Copy each line below in which the word "weight" occurs.

---------- Records

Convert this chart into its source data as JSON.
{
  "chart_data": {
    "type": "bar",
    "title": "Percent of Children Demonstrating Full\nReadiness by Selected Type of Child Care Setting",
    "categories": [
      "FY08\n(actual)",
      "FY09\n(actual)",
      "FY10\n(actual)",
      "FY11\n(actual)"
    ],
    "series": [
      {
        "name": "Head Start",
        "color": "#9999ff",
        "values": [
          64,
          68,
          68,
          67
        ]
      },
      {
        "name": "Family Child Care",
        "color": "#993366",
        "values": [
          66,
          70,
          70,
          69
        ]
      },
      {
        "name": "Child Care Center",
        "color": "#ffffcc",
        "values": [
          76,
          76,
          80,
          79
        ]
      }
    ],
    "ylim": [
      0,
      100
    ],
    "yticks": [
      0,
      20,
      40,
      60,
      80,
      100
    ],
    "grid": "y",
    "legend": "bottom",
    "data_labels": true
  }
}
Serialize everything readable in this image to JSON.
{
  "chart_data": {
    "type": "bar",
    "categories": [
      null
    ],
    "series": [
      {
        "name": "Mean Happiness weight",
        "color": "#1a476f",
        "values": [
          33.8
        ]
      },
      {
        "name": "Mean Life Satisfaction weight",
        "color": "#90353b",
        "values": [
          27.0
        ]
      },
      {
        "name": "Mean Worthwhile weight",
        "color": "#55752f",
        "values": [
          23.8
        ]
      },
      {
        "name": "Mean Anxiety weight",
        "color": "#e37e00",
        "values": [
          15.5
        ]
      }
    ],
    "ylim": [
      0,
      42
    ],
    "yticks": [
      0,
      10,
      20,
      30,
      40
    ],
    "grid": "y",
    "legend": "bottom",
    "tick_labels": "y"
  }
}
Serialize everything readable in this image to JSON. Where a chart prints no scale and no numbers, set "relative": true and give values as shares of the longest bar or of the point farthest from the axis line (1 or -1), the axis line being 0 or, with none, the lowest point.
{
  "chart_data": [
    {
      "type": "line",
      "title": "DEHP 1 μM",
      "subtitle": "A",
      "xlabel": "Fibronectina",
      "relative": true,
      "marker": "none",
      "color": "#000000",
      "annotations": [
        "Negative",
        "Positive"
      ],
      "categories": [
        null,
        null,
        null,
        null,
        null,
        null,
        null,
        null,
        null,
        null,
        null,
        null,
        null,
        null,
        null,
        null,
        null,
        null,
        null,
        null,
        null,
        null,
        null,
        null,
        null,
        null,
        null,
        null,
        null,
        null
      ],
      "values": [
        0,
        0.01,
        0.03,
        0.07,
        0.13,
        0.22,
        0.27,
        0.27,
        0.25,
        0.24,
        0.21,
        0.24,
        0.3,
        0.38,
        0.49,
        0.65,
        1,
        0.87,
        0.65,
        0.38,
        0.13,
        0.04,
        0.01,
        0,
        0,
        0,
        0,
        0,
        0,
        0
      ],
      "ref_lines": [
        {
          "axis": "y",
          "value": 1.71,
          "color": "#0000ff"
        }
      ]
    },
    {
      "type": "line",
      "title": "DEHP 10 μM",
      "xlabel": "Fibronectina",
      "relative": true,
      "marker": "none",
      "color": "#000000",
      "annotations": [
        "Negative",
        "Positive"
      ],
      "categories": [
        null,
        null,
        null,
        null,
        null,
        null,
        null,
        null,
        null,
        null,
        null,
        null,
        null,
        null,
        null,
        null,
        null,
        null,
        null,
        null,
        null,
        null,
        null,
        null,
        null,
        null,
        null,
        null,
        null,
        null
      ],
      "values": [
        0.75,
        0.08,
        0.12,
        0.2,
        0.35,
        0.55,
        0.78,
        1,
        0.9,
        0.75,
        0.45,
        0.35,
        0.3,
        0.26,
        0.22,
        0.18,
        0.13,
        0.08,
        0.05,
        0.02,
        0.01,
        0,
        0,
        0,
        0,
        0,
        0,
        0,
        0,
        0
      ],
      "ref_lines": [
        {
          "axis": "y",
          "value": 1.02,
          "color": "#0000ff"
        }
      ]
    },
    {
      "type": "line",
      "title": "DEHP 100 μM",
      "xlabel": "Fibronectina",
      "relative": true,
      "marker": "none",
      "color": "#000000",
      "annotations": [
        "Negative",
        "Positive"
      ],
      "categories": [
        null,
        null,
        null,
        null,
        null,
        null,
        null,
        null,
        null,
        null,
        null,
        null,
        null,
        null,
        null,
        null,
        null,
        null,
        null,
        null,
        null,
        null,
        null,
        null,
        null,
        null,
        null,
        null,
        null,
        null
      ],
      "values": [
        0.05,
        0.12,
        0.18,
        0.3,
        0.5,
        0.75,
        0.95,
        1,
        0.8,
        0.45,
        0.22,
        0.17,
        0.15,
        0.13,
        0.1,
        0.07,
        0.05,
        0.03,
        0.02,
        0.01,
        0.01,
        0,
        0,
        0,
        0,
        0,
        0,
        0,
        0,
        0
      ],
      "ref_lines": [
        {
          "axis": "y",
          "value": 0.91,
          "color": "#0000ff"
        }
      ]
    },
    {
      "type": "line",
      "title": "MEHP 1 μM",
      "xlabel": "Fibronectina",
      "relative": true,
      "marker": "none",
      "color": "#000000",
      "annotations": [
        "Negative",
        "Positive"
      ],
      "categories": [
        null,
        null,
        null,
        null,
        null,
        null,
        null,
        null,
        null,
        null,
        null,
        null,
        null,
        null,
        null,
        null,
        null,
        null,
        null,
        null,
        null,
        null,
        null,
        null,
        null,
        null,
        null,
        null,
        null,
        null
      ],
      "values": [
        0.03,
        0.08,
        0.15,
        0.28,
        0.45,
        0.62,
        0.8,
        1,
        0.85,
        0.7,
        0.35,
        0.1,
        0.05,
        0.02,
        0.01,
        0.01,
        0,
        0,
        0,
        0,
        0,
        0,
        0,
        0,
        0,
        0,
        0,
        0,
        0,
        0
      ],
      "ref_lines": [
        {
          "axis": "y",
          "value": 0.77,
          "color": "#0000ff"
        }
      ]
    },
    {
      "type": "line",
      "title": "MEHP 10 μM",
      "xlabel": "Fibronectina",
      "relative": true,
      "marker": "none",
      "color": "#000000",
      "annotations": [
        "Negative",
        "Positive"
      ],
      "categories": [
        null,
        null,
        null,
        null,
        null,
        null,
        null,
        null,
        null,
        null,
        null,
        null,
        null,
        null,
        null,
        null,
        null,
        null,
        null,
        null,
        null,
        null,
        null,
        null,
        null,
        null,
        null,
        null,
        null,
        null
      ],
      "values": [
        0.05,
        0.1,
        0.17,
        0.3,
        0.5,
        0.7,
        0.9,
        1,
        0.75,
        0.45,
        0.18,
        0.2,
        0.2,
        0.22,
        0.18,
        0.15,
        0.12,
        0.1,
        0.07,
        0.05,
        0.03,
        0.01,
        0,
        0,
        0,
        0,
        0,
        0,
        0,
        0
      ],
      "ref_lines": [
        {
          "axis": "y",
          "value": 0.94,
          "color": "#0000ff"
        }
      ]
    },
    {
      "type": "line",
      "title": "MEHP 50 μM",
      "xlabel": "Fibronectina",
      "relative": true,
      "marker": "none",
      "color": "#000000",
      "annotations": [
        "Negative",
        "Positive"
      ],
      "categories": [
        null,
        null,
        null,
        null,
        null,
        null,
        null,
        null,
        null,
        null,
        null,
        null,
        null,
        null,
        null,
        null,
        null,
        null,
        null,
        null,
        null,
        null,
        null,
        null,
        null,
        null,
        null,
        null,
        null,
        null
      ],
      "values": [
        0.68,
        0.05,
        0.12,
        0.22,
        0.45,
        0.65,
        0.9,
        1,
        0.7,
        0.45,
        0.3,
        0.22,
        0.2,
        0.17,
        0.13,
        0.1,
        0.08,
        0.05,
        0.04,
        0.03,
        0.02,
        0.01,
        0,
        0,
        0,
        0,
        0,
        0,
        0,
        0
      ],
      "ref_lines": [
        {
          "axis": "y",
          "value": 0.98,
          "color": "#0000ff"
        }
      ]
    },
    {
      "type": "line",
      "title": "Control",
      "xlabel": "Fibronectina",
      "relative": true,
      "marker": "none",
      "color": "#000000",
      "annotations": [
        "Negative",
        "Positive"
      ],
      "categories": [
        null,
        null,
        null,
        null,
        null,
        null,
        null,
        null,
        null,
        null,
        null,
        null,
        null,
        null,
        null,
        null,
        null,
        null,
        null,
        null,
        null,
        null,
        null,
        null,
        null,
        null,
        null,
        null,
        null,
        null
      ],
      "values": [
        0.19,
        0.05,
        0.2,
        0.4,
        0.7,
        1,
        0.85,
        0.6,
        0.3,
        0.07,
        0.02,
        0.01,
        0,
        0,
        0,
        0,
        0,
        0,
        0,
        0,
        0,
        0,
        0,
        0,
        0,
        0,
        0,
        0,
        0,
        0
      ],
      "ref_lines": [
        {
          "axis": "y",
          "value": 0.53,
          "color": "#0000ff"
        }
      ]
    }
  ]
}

--------------------

### Output of the exercise
        "name": "Mean Happiness weight",
        "name": "Mean Life Satisfaction weight",
        "name": "Mean Worthwhile weight",
        "name": "Mean Anxiety weight",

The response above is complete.